++++ TASK INPUTS ++++

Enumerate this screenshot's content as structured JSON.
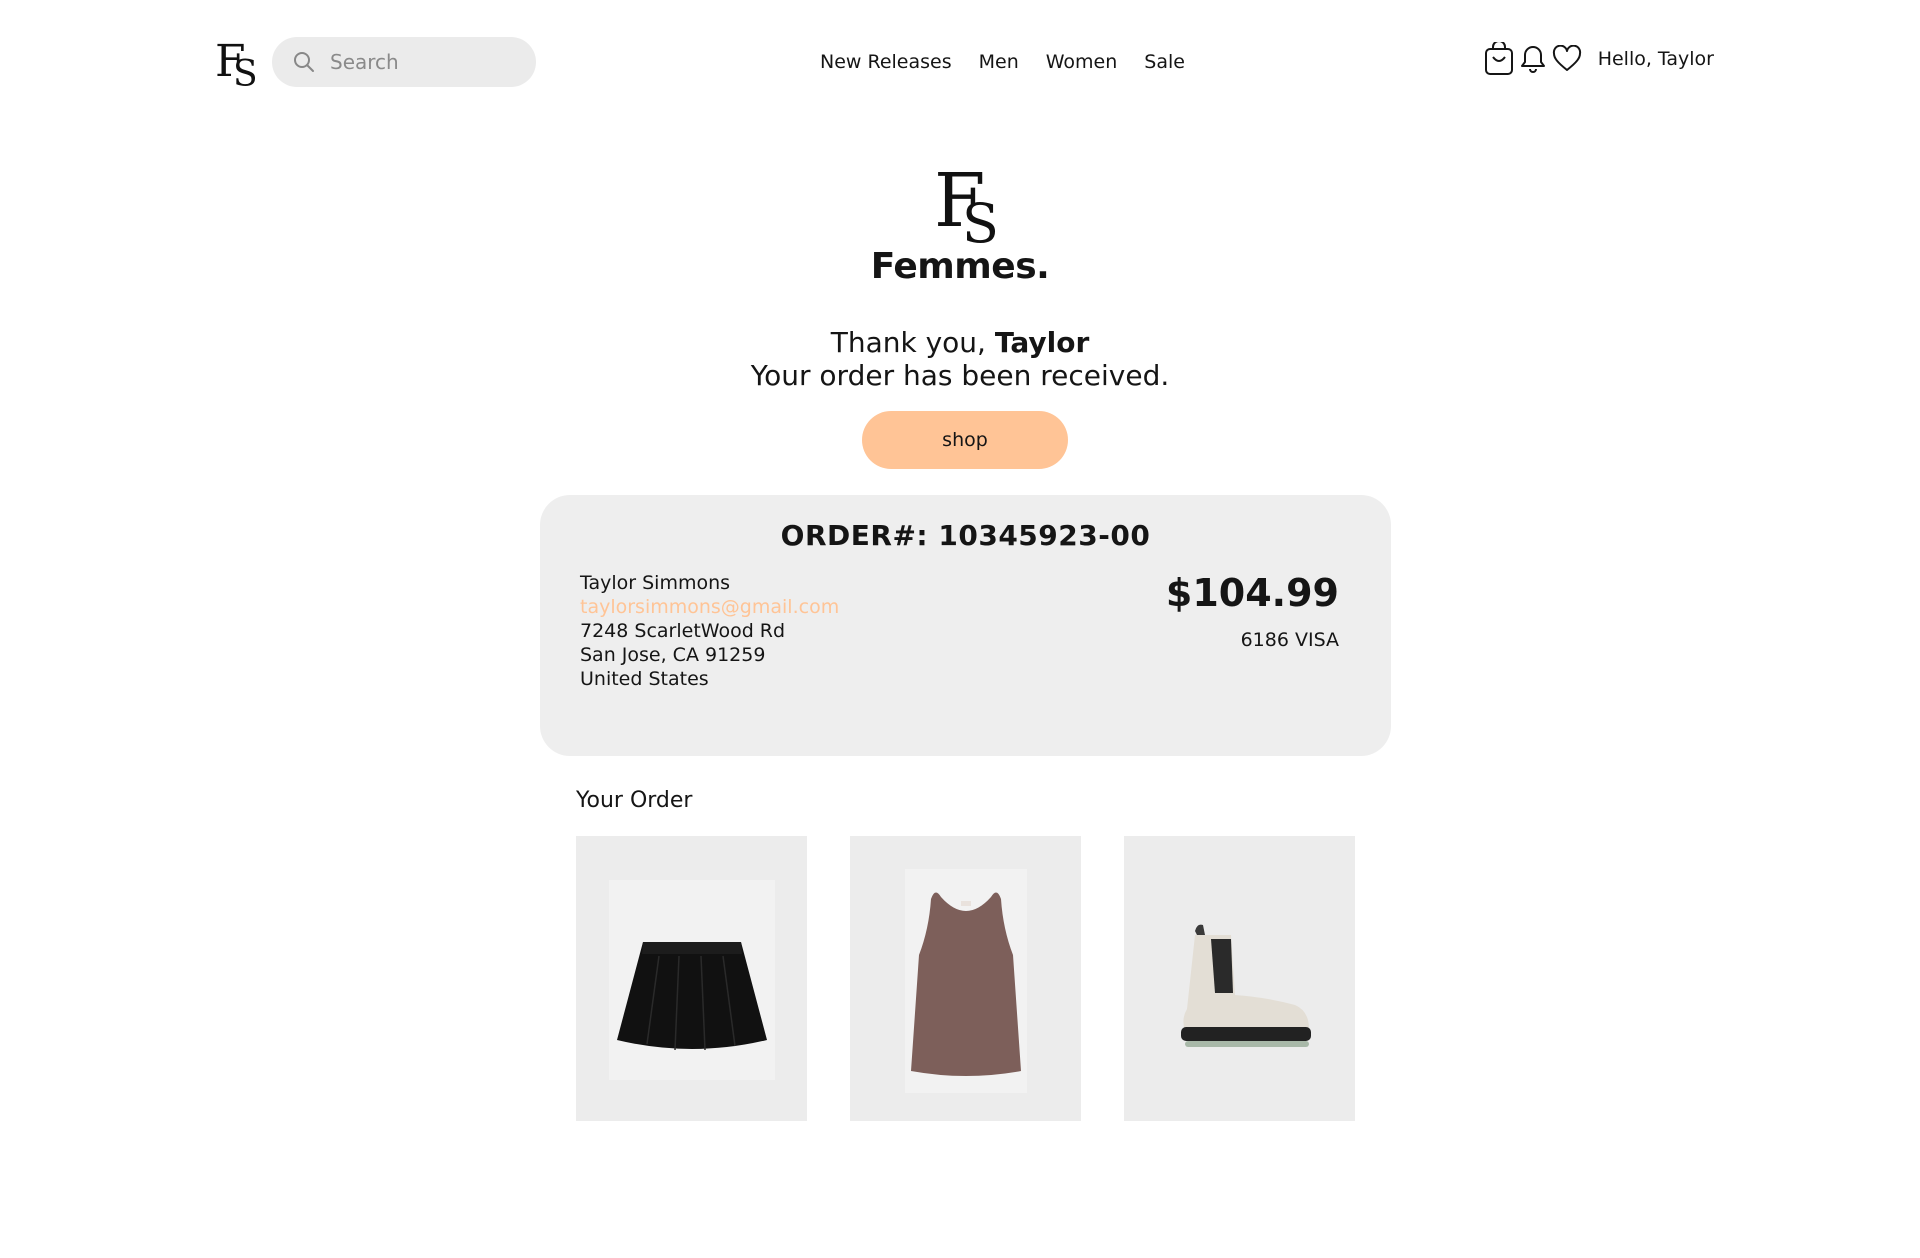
{
  "header": {
    "search_placeholder": "Search",
    "nav": [
      "New Releases",
      "Men",
      "Women",
      "Sale"
    ],
    "greeting": "Hello, Taylor"
  },
  "brand": {
    "logo_letters": "FS",
    "name": "Femmes."
  },
  "confirmation": {
    "thanks_prefix": "Thank you, ",
    "customer_first_name": "Taylor",
    "message": "Your order has been received.",
    "shop_button": "shop"
  },
  "order": {
    "number_label": "ORDER#: 10345923-00",
    "customer": {
      "name": "Taylor Simmons",
      "email": "taylorsimmons@gmail.com",
      "street": "7248 ScarletWood Rd",
      "city_line": "San Jose, CA 91259",
      "country": "United States"
    },
    "total": "$104.99",
    "payment": "6186 VISA"
  },
  "your_order": {
    "title": "Your Order",
    "items": [
      {
        "icon": "black-pleated-skirt"
      },
      {
        "icon": "brown-tank-top"
      },
      {
        "icon": "cream-chelsea-boot"
      }
    ]
  },
  "colors": {
    "accent": "#ffc496",
    "card_bg": "#eeeeee",
    "text": "#151515"
  }
}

++++

■ AIM ■
Without the pictures, return all the records precisely as they stand.

■ CORRECT RESULT ■
Enumerate this screenshot's content as structured JSON.
{
  "header": {
    "search_placeholder": "Search",
    "nav": [
      "New Releases",
      "Men",
      "Women",
      "Sale"
    ],
    "greeting": "Hello, Taylor"
  },
  "brand": {
    "logo_letters": "FS",
    "name": "Femmes."
  },
  "confirmation": {
    "thanks_prefix": "Thank you, ",
    "customer_first_name": "Taylor",
    "message": "Your order has been received.",
    "shop_button": "shop"
  },
  "order": {
    "number_label": "ORDER#: 10345923-00",
    "customer": {
      "name": "Taylor Simmons",
      "email": "taylorsimmons@gmail.com",
      "street": "7248 ScarletWood Rd",
      "city_line": "San Jose, CA 91259",
      "country": "United States"
    },
    "total": "$104.99",
    "payment": "6186 VISA"
  },
  "your_order": {
    "title": "Your Order",
    "items": [
      {
        "icon": "black-pleated-skirt"
      },
      {
        "icon": "brown-tank-top"
      },
      {
        "icon": "cream-chelsea-boot"
      }
    ]
  },
  "colors": {
    "accent": "#ffc496",
    "card_bg": "#eeeeee",
    "text": "#151515"
  }
}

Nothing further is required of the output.